## Exercise task:
Exactly repeat the material, dropping every picture from the copy.
▽
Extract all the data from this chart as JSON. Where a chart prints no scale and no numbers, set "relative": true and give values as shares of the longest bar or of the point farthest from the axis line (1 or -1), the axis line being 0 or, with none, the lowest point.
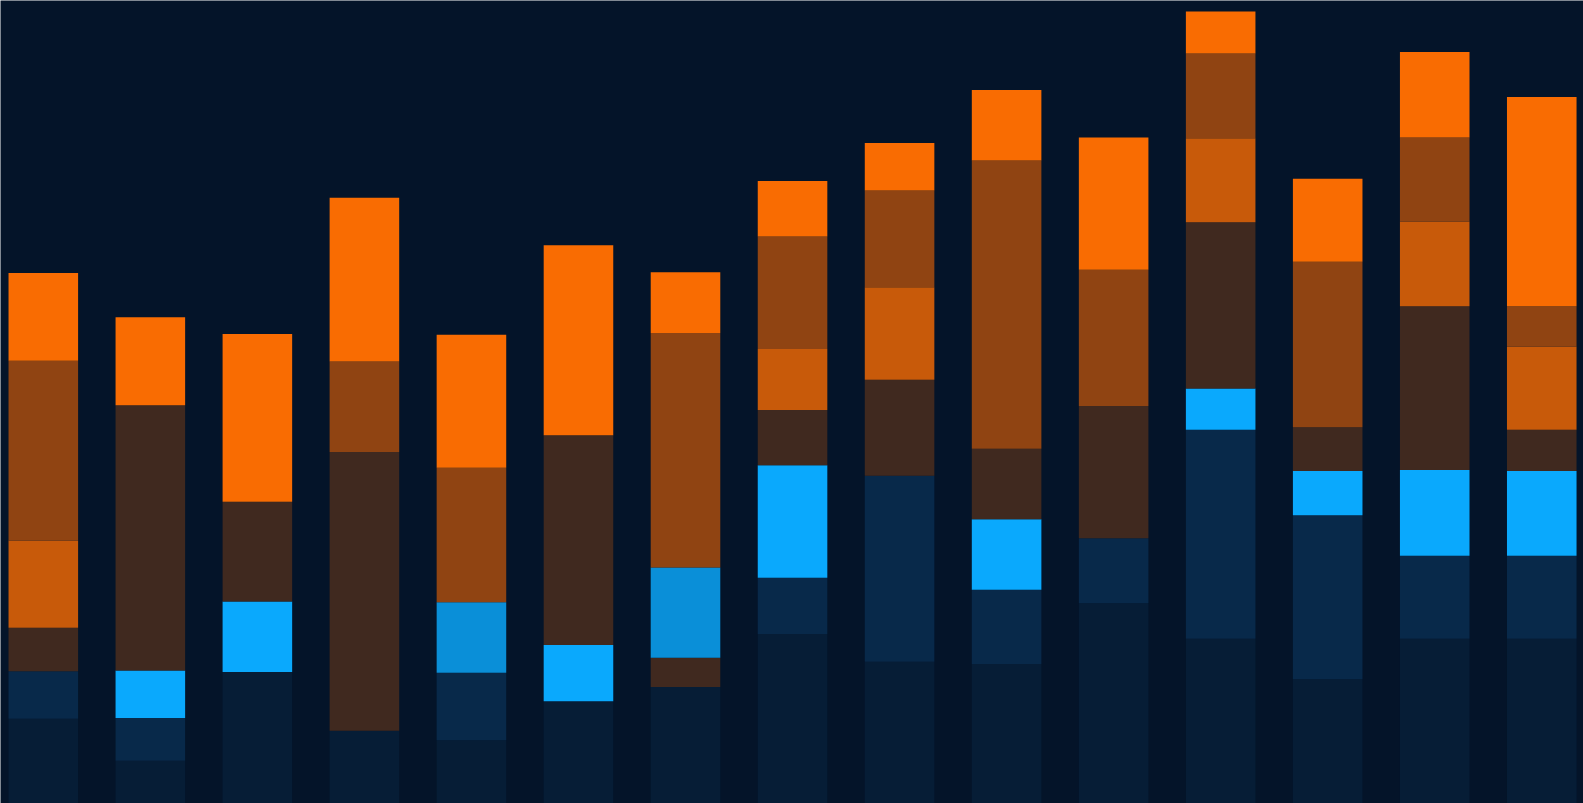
{
  "chart_data": {
    "type": "bar",
    "stacked": true,
    "relative": true,
    "grid": false,
    "categories": [
      null,
      null,
      null,
      null,
      null,
      null,
      null,
      null,
      null,
      null,
      null,
      null,
      null,
      null,
      null
    ],
    "series": [
      {
        "color": "#061d36",
        "values": [
          0.107,
          0.054,
          0.166,
          0.092,
          0.08,
          0.129,
          0.147,
          0.214,
          0.179,
          0.176,
          0.253,
          0.208,
          0.157,
          0.208,
          0.208
        ]
      },
      {
        "color": "#08294a",
        "values": [
          0.06,
          0.054,
          null,
          null,
          0.085,
          null,
          null,
          0.071,
          0.235,
          0.094,
          0.082,
          0.264,
          0.207,
          0.105,
          0.105
        ]
      },
      {
        "color": "#0aa9fd",
        "values": [
          null,
          0.06,
          0.089,
          null,
          null,
          0.071,
          null,
          0.142,
          null,
          0.089,
          null,
          0.052,
          0.056,
          0.108,
          0.107
        ]
      },
      {
        "color": "#40291f",
        "values": [
          0.055,
          0.335,
          0.126,
          0.352,
          null,
          0.265,
          0.037,
          0.07,
          0.121,
          0.089,
          0.167,
          0.21,
          0.055,
          0.207,
          0.052
        ]
      },
      {
        "color": "#0a8fd8",
        "values": [
          null,
          null,
          null,
          null,
          0.089,
          null,
          0.114,
          null,
          null,
          null,
          null,
          null,
          null,
          null,
          null
        ]
      },
      {
        "color": "#c85a0a",
        "values": [
          0.11,
          null,
          null,
          null,
          null,
          null,
          null,
          0.077,
          0.117,
          null,
          null,
          0.106,
          null,
          0.107,
          0.105
        ]
      },
      {
        "color": "#904412",
        "values": [
          0.227,
          null,
          null,
          0.114,
          0.17,
          null,
          0.296,
          0.142,
          0.122,
          0.364,
          0.172,
          0.107,
          0.209,
          0.106,
          0.051
        ]
      },
      {
        "color": "#f96c02",
        "values": [
          0.111,
          0.111,
          0.212,
          0.207,
          0.168,
          0.24,
          0.077,
          0.07,
          0.06,
          0.089,
          0.167,
          0.053,
          0.105,
          0.108,
          0.264
        ]
      }
    ]
  }
}
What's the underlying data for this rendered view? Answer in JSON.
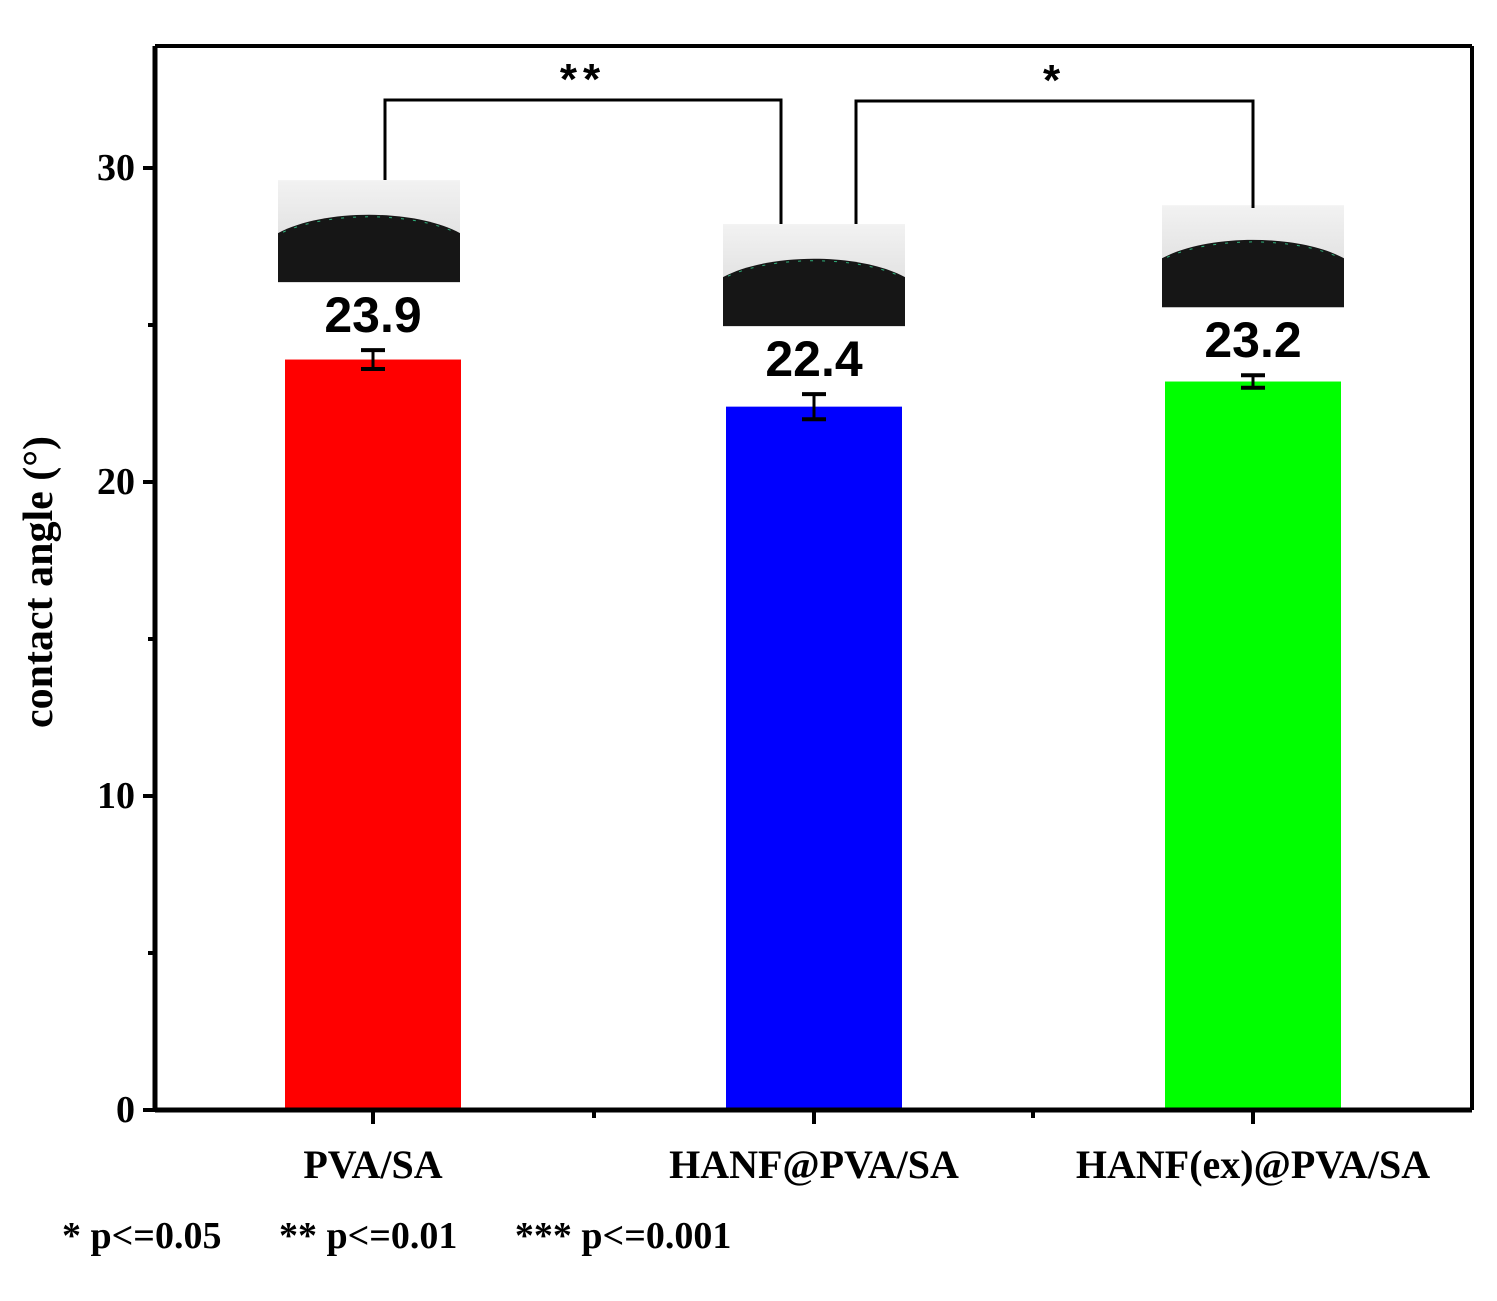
△
## Reply:
Extract all the data from this chart as JSON. Where a chart prints no scale and no numbers, set "relative": true and give values as shares of the longest bar or of the point farthest from the axis line (1 or -1), the axis line being 0 or, with none, the lowest point.
{
  "chart_data": {
    "type": "bar",
    "stacked": true,
    "relative": true,
    "grid": false,
    "categories": [
      null,
      null,
      null,
      null,
      null,
      null,
      null,
      null,
      null,
      null,
      null,
      null,
      null,
      null,
      null
    ],
    "series": [
      {
        "color": "#061d36",
        "values": [
          0.107,
          0.054,
          0.166,
          0.092,
          0.08,
          0.129,
          0.147,
          0.214,
          0.179,
          0.176,
          0.253,
          0.208,
          0.157,
          0.208,
          0.208
        ]
      },
      {
        "color": "#08294a",
        "values": [
          0.06,
          0.054,
          null,
          null,
          0.085,
          null,
          null,
          0.071,
          0.235,
          0.094,
          0.082,
          0.264,
          0.207,
          0.105,
          0.105
        ]
      },
      {
        "color": "#0aa9fd",
        "values": [
          null,
          0.06,
          0.089,
          null,
          null,
          0.071,
          null,
          0.142,
          null,
          0.089,
          null,
          0.052,
          0.056,
          0.108,
          0.107
        ]
      },
      {
        "color": "#40291f",
        "values": [
          0.055,
          0.335,
          0.126,
          0.352,
          null,
          0.265,
          0.037,
          0.07,
          0.121,
          0.089,
          0.167,
          0.21,
          0.055,
          0.207,
          0.052
        ]
      },
      {
        "color": "#0a8fd8",
        "values": [
          null,
          null,
          null,
          null,
          0.089,
          null,
          0.114,
          null,
          null,
          null,
          null,
          null,
          null,
          null,
          null
        ]
      },
      {
        "color": "#c85a0a",
        "values": [
          0.11,
          null,
          null,
          null,
          null,
          null,
          null,
          0.077,
          0.117,
          null,
          null,
          0.106,
          null,
          0.107,
          0.105
        ]
      },
      {
        "color": "#904412",
        "values": [
          0.227,
          null,
          null,
          0.114,
          0.17,
          null,
          0.296,
          0.142,
          0.122,
          0.364,
          0.172,
          0.107,
          0.209,
          0.106,
          0.051
        ]
      },
      {
        "color": "#f96c02",
        "values": [
          0.111,
          0.111,
          0.212,
          0.207,
          0.168,
          0.24,
          0.077,
          0.07,
          0.06,
          0.089,
          0.167,
          0.053,
          0.105,
          0.108,
          0.264
        ]
      }
    ]
  }
}
What's the underlying data for this rendered view? Answer in JSON.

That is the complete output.